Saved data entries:
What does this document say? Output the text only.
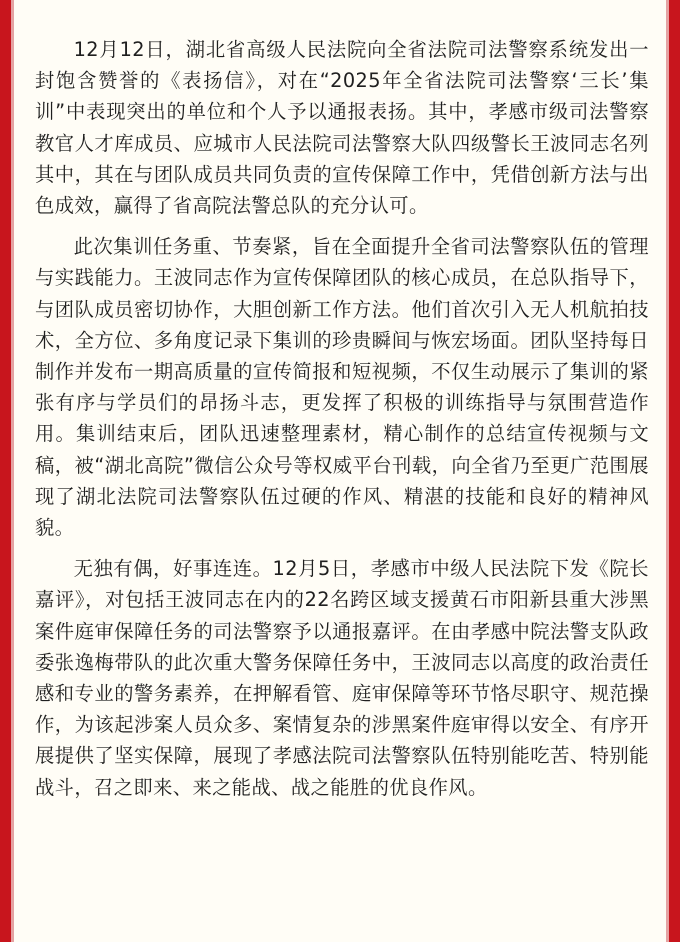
12月12日，湖北省高级人民法院向全省法院司法警察系统发出一封饱含赞誉的《表扬信》，对在“2025年全省法院司法警察‘三长’集训”中表现突出的单位和个人予以通报表扬。其中，孝感市级司法警察教官人才库成员、应城市人民法院司法警察大队四级警长王波同志名列其中，其在与团队成员共同负责的宣传保障工作中，凭借创新方法与出色成效，赢得了省高院法警总队的充分认可。

此次集训任务重、节奏紧，旨在全面提升全省司法警察队伍的管理与实践能力。王波同志作为宣传保障团队的核心成员，在总队指导下，与团队成员密切协作，大胆创新工作方法。他们首次引入无人机航拍技术，全方位、多角度记录下集训的珍贵瞬间与恢宏场面。团队坚持每日制作并发布一期高质量的宣传简报和短视频，不仅生动展示了集训的紧张有序与学员们的昂扬斗志，更发挥了积极的训练指导与氛围营造作用。集训结束后，团队迅速整理素材，精心制作的总结宣传视频与文稿，被“湖北高院”微信公众号等权威平台刊载，向全省乃至更广范围展现了湖北法院司法警察队伍过硬的作风、精湛的技能和良好的精神风貌。

无独有偶，好事连连。12月5日，孝感市中级人民法院下发《院长嘉评》，对包括王波同志在内的22名跨区域支援黄石市阳新县重大涉黑案件庭审保障任务的司法警察予以通报嘉评。在由孝感中院法警支队政委张逸梅带队的此次重大警务保障任务中，王波同志以高度的政治责任感和专业的警务素养，在押解看管、庭审保障等环节恪尽职守、规范操作，为该起涉案人员众多、案情复杂的涉黑案件庭审得以安全、有序开展提供了坚实保障，展现了孝感法院司法警察队伍特别能吃苦、特别能战斗，召之即来、来之能战、战之能胜的优良作风。
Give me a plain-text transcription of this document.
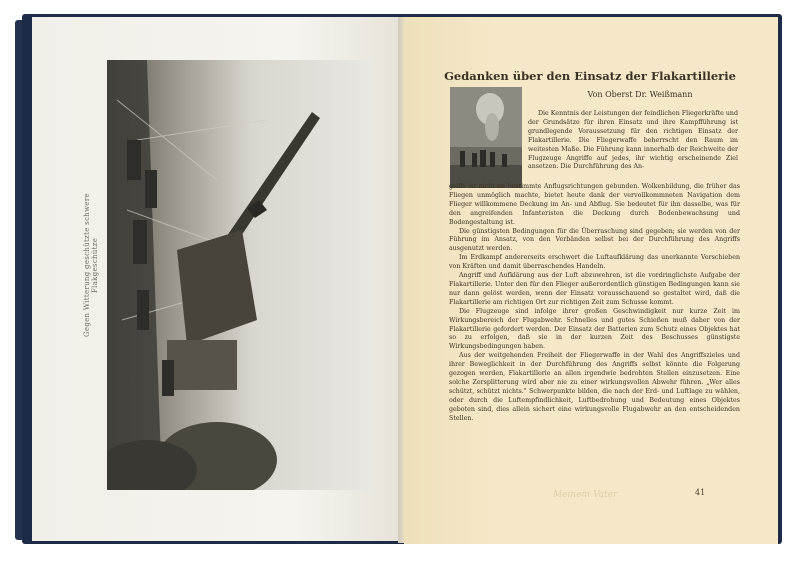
Gegen Witterung geschützte schwere Flakgeschütze
Gedanken über den Einsatz der Flakartillerie
Von Oberst Dr. Weißmann

Die Kenntnis der Leistungen der feindlichen Fliegerkräfte und der Grundsätze für ihren Einsatz und ihre Kampfführung ist grundlegende Voraussetzung für den richtigen Einsatz der Flakartillerie. Die Fliegerwaffe beherrscht den Raum im weitesten Maße. Die Führung kann innerhalb der Reichweite der Flugzeuge Angriffe auf jedes, ihr wichtig erscheinende Ziel ansetzen. Die Durchführung des An-

griffs ist nicht an bestimmte Anflugsrichtungen gebunden. Wolkenbildung, die früher das Fliegen unmöglich machte, bietet heute dank der vervollkommneten Navigation dem Flieger willkommene Deckung im An- und Abflug. Sie bedeutet für ihn dasselbe, was für den angreifenden Infanteristen die Deckung durch Bodenbewachsung und Bodengestaltung ist.

Die günstigsten Bedingungen für die Überraschung sind gegeben; sie werden von der Führung im Ansatz, von den Verbänden selbst bei der Durchführung des Angriffs ausgenutzt werden.

Im Erdkampf andererseits erschwert die Luftaufklärung das unerkannte Verschieben von Kräften und damit überraschendes Handeln.

Angriff und Aufklärung aus der Luft abzuwehren, ist die vordringlichste Aufgabe der Flakartillerie. Unter den für den Flieger außerordentlich günstigen Bedingungen kann sie nur dann gelöst werden, wenn der Einsatz vorausschauend so gestaltet wird, daß die Flakartillerie am richtigen Ort zur richtigen Zeit zum Schusse kommt.

Die Flugzeuge sind infolge ihrer großen Geschwindigkeit nur kurze Zeit im Wirkungsbereich der Flugabwehr. Schnelles und gutes Schießen muß daher von der Flakartillerie gefordert werden. Der Einsatz der Batterien zum Schutz eines Objektes hat so zu erfolgen, daß sie in der kurzen Zeit des Beschusses günstigste Wirkungsbedingungen haben.

Aus der weitgehenden Freiheit der Fliegerwaffe in der Wahl des Angriffszieles und ihrer Beweglichkeit in der Durchführung des Angriffs selbst könnte die Folgerung gezogen werden, Flakartillerie an allen irgendwie bedrohten Stellen einzusetzen. Eine solche Zersplitterung wird aber nie zu einer wirkungsvollen Abwehr führen. „Wer alles schützt, schützt nichts." Schwerpunkte bilden, die nach der Erd- und Luftlage zu wählen, oder durch die Luftempfindlichkeit, Luftbedrohung und Bedeutung eines Objektes geboten sind, dies allein sichert eine wirkungsvolle Flugabwehr an den entscheidenden Stellen.

Meinem Vater	41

- **EXERCISE AIM**:
Gather each line in these records that contains the string "Einsatz".

- **EXERCISE SOLUTION**:
Gedanken über den Einsatz der Flakartillerie
Die Kenntnis der Leistungen der feindlichen Fliegerkräfte und der Grundsätze für ihren Einsatz und ihre Kampfführung ist grundlegende Voraussetzung für den richtigen Einsatz der Flakartillerie. Die Fliegerwaffe beherrscht den Raum im weitesten Maße. Die Führung kann innerhalb der Reichweite der Flugzeuge Angriffe auf jedes, ihr wichtig erscheinende Ziel ansetzen. Die Durchführung des An-
Angriff und Aufklärung aus der Luft abzuwehren, ist die vordringlichste Aufgabe der Flakartillerie. Unter den für den Flieger außerordentlich günstigen Bedingungen kann sie nur dann gelöst werden, wenn der Einsatz vorausschauend so gestaltet wird, daß die Flakartillerie am richtigen Ort zur richtigen Zeit zum Schusse kommt.
Die Flugzeuge sind infolge ihrer großen Geschwindigkeit nur kurze Zeit im Wirkungsbereich der Flugabwehr. Schnelles und gutes Schießen muß daher von der Flakartillerie gefordert werden. Der Einsatz der Batterien zum Schutz eines Objektes hat so zu erfolgen, daß sie in der kurzen Zeit des Beschusses günstigste Wirkungsbedingungen haben.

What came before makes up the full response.